--- start of MATERIAL FOR THE TASK ---
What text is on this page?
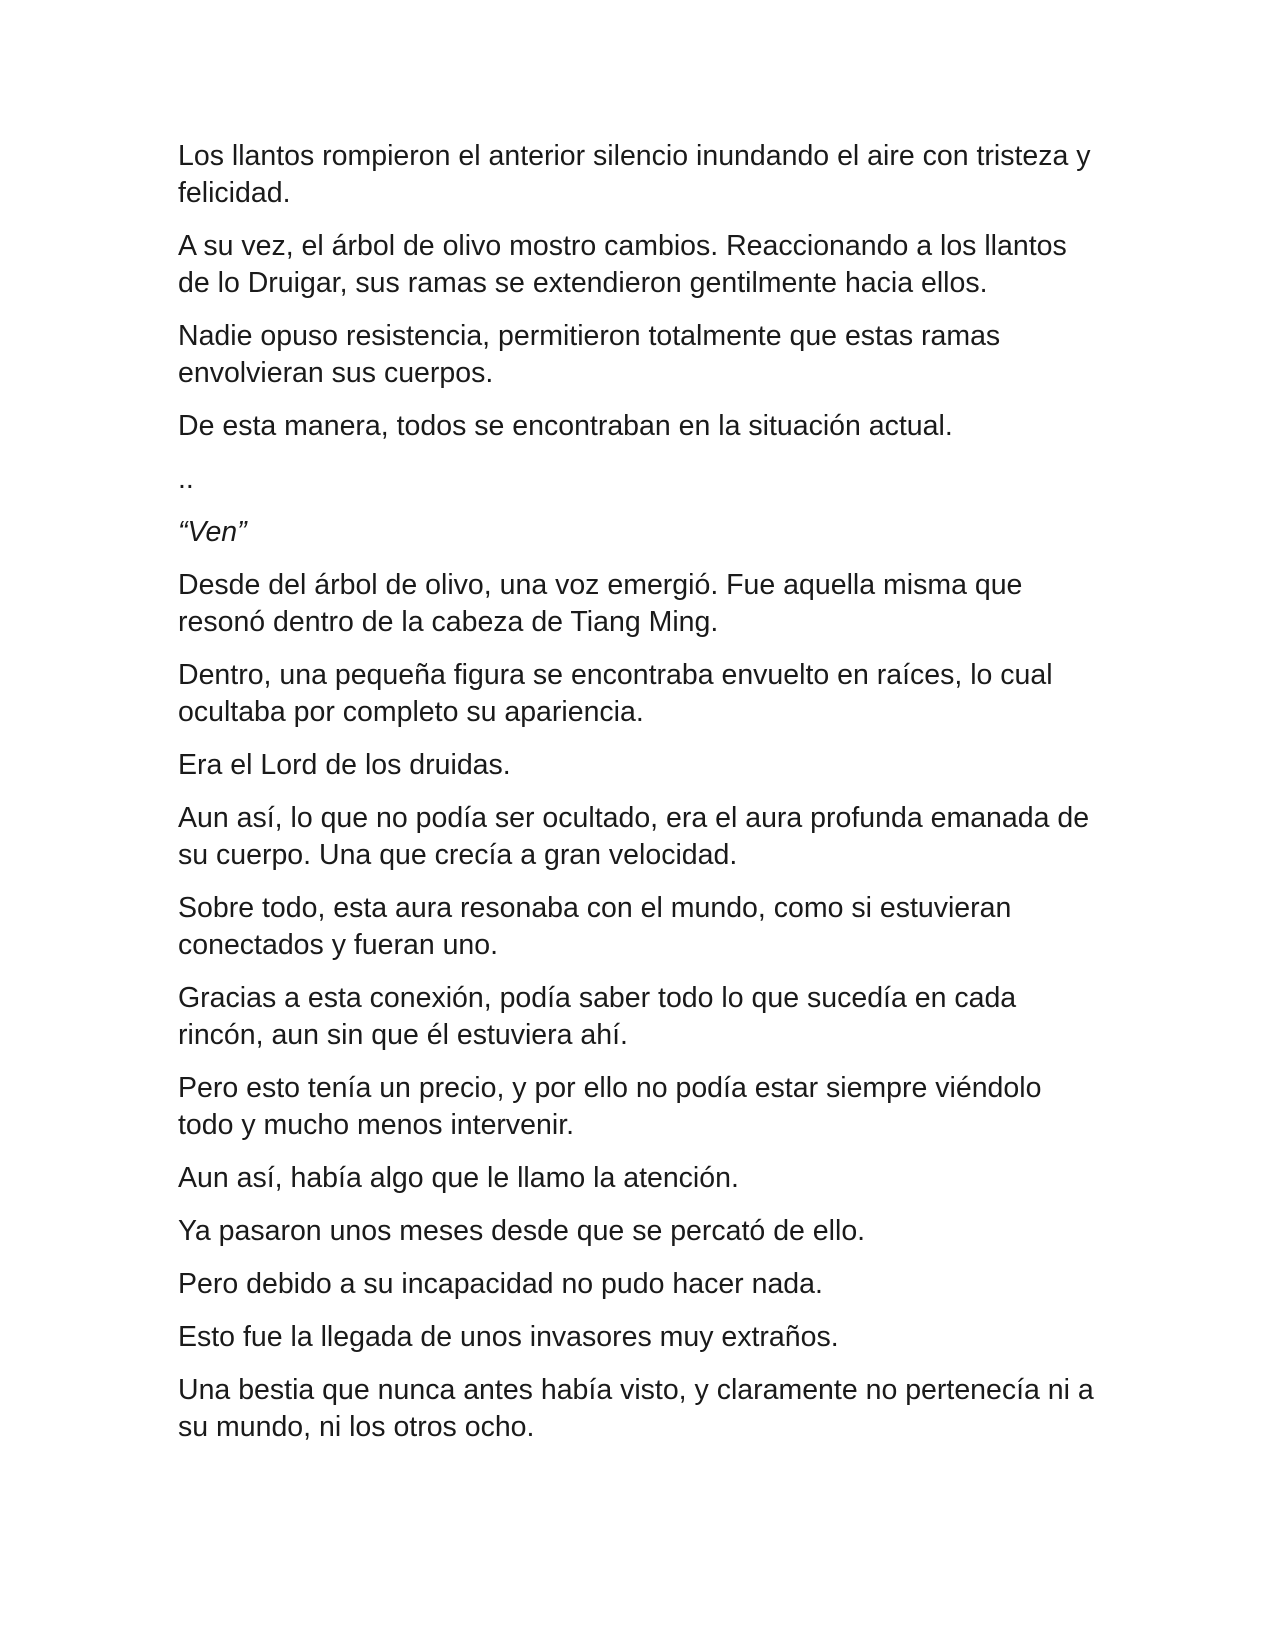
Los llantos rompieron el anterior silencio inundando el aire con tristeza y felicidad.

A su vez, el árbol de olivo mostro cambios. Reaccionando a los llantos de lo Druigar, sus ramas se extendieron gentilmente hacia ellos.

Nadie opuso resistencia, permitieron totalmente que estas ramas envolvieran sus cuerpos.

De esta manera, todos se encontraban en la situación actual.

..

“Ven”

Desde del árbol de olivo, una voz emergió. Fue aquella misma que resonó dentro de la cabeza de Tiang Ming.

Dentro, una pequeña figura se encontraba envuelto en raíces, lo cual ocultaba por completo su apariencia.

Era el Lord de los druidas.

Aun así, lo que no podía ser ocultado, era el aura profunda emanada de su cuerpo. Una que crecía a gran velocidad.

Sobre todo, esta aura resonaba con el mundo, como si estuvieran conectados y fueran uno.

Gracias a esta conexión, podía saber todo lo que sucedía en cada rincón, aun sin que él estuviera ahí.

Pero esto tenía un precio, y por ello no podía estar siempre viéndolo todo y mucho menos intervenir.

Aun así, había algo que le llamo la atención.

Ya pasaron unos meses desde que se percató de ello.

Pero debido a su incapacidad no pudo hacer nada.

Esto fue la llegada de unos invasores muy extraños.

Una bestia que nunca antes había visto, y claramente no pertenecía ni a su mundo, ni los otros ocho.
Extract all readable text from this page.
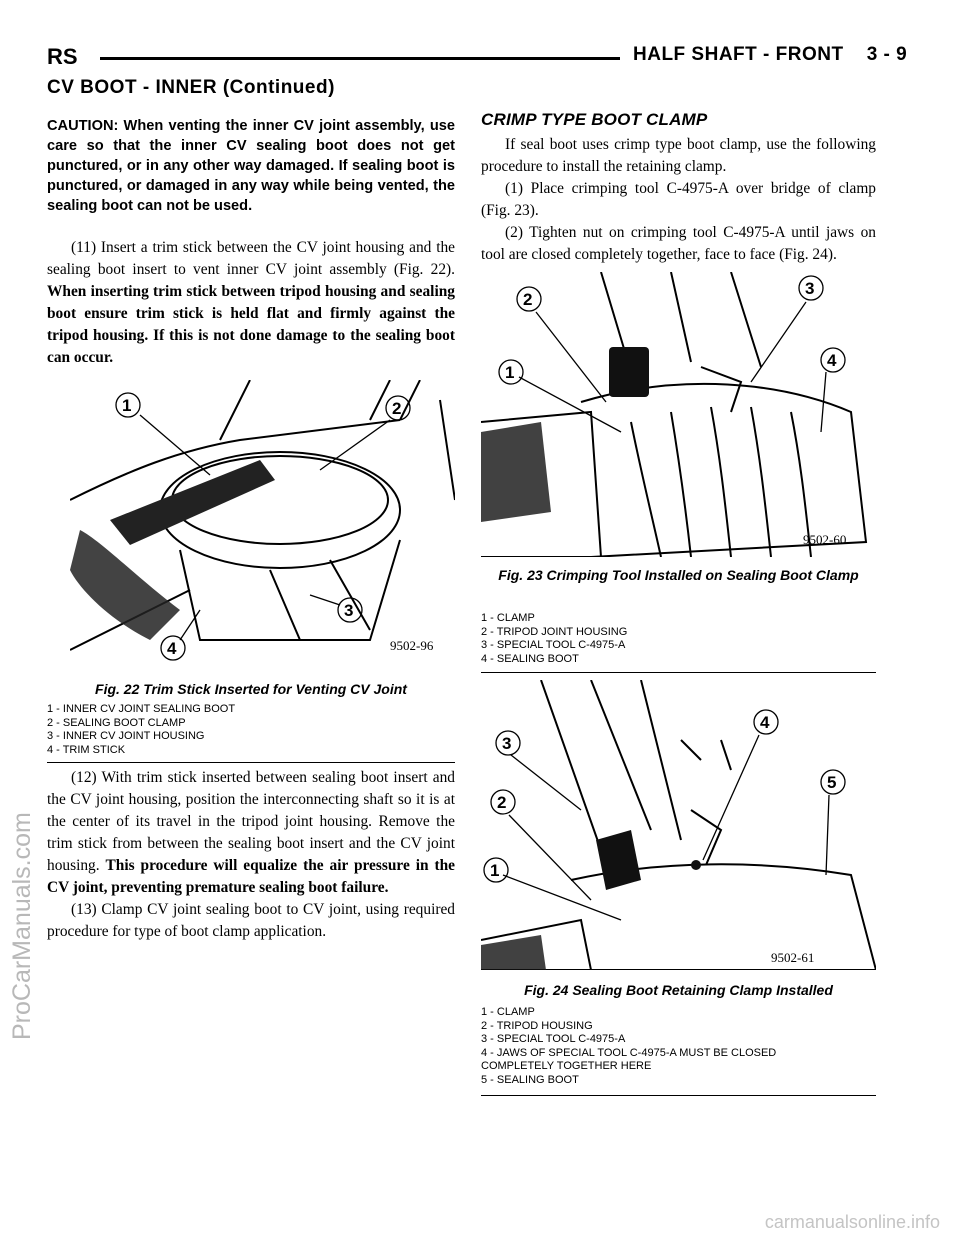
RS	HALF SHAFT - FRONT    3 - 9
CV BOOT - INNER (Continued)
CAUTION: When venting the inner CV joint assembly, use care so that the inner CV sealing boot does not get punctured, or in any other way damaged. If sealing boot is punctured, or damaged in any way while being vented, the sealing boot can not be used.

(11) Insert a trim stick between the CV joint housing and the sealing boot insert to vent inner CV joint assembly (Fig. 22). When inserting trim stick between tripod housing and sealing boot ensure trim stick is held flat and firmly against the tripod housing. If this is not done damage to the sealing boot can occur.

1	2
3
4	9502-96
Fig. 22 Trim Stick Inserted for Venting CV Joint
1 - INNER CV JOINT SEALING BOOT
2 - SEALING BOOT CLAMP
3 - INNER CV JOINT HOUSING
4 - TRIM STICK

(12) With trim stick inserted between sealing boot insert and the CV joint housing, position the interconnecting shaft so it is at the center of its travel in the tripod joint housing. Remove the trim stick from between the sealing boot insert and the CV joint housing. This procedure will equalize the air pressure in the CV joint, preventing premature sealing boot failure.

(13) Clamp CV joint sealing boot to CV joint, using required procedure for type of boot clamp application.

CRIMP TYPE BOOT CLAMP

If seal boot uses crimp type boot clamp, use the following procedure to install the retaining clamp.

(1) Place crimping tool C-4975-A over bridge of clamp (Fig. 23).

(2) Tighten nut on crimping tool C-4975-A until jaws on tool are closed completely together, face to face (Fig. 24).

1
2
3
4
9502-60
Fig. 23 Crimping Tool Installed on Sealing Boot Clamp
1 - CLAMP
2 - TRIPOD JOINT HOUSING
3 - SPECIAL TOOL C-4975-A
4 - SEALING BOOT
1
2
3
4
5
9502-61
Fig. 24 Sealing Boot Retaining Clamp Installed
1 - CLAMP
2 - TRIPOD HOUSING
3 - SPECIAL TOOL C-4975-A
4 - JAWS OF SPECIAL TOOL C-4975-A MUST BE CLOSED COMPLETELY TOGETHER HERE
5 - SEALING BOOT
ProCarManuals.com
carmanualsonline.info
--- end of MATERIAL FOR THE TASK ---
▶ **WHAT THE TASK ASKS**
Images must not appear in the copy; reproduce everything else in the records verbatim.

▶ **EXERCISE OUTPUT**
What text is on this page?
Los llantos rompieron el anterior silencio inundando el aire con tristeza y felicidad.

A su vez, el árbol de olivo mostro cambios. Reaccionando a los llantos de lo Druigar, sus ramas se extendieron gentilmente hacia ellos.

Nadie opuso resistencia, permitieron totalmente que estas ramas envolvieran sus cuerpos.

De esta manera, todos se encontraban en la situación actual.

..

“Ven”

Desde del árbol de olivo, una voz emergió. Fue aquella misma que resonó dentro de la cabeza de Tiang Ming.

Dentro, una pequeña figura se encontraba envuelto en raíces, lo cual ocultaba por completo su apariencia.

Era el Lord de los druidas.

Aun así, lo que no podía ser ocultado, era el aura profunda emanada de su cuerpo. Una que crecía a gran velocidad.

Sobre todo, esta aura resonaba con el mundo, como si estuvieran conectados y fueran uno.

Gracias a esta conexión, podía saber todo lo que sucedía en cada rincón, aun sin que él estuviera ahí.

Pero esto tenía un precio, y por ello no podía estar siempre viéndolo todo y mucho menos intervenir.

Aun así, había algo que le llamo la atención.

Ya pasaron unos meses desde que se percató de ello.

Pero debido a su incapacidad no pudo hacer nada.

Esto fue la llegada de unos invasores muy extraños.

Una bestia que nunca antes había visto, y claramente no pertenecía ni a su mundo, ni los otros ocho.
Extract all readable text from this page.
RS	HALF SHAFT - FRONT    3 - 9
CV BOOT - INNER (Continued)
CAUTION: When venting the inner CV joint assembly, use care so that the inner CV sealing boot does not get punctured, or in any other way damaged. If sealing boot is punctured, or damaged in any way while being vented, the sealing boot can not be used.

(11) Insert a trim stick between the CV joint housing and the sealing boot insert to vent inner CV joint assembly (Fig. 22). When inserting trim stick between tripod housing and sealing boot ensure trim stick is held flat and firmly against the tripod housing. If this is not done damage to the sealing boot can occur.

1	2
3
4	9502-96
Fig. 22 Trim Stick Inserted for Venting CV Joint
1 - INNER CV JOINT SEALING BOOT
2 - SEALING BOOT CLAMP
3 - INNER CV JOINT HOUSING
4 - TRIM STICK

(12) With trim stick inserted between sealing boot insert and the CV joint housing, position the interconnecting shaft so it is at the center of its travel in the tripod joint housing. Remove the trim stick from between the sealing boot insert and the CV joint housing. This procedure will equalize the air pressure in the CV joint, preventing premature sealing boot failure.

(13) Clamp CV joint sealing boot to CV joint, using required procedure for type of boot clamp application.

CRIMP TYPE BOOT CLAMP

If seal boot uses crimp type boot clamp, use the following procedure to install the retaining clamp.

(1) Place crimping tool C-4975-A over bridge of clamp (Fig. 23).

(2) Tighten nut on crimping tool C-4975-A until jaws on tool are closed completely together, face to face (Fig. 24).

1
2
3
4
9502-60
Fig. 23 Crimping Tool Installed on Sealing Boot Clamp
1 - CLAMP
2 - TRIPOD JOINT HOUSING
3 - SPECIAL TOOL C-4975-A
4 - SEALING BOOT
1
2
3
4
5
9502-61
Fig. 24 Sealing Boot Retaining Clamp Installed
1 - CLAMP
2 - TRIPOD HOUSING
3 - SPECIAL TOOL C-4975-A
4 - JAWS OF SPECIAL TOOL C-4975-A MUST BE CLOSED COMPLETELY TOGETHER HERE
5 - SEALING BOOT
ProCarManuals.com
carmanualsonline.info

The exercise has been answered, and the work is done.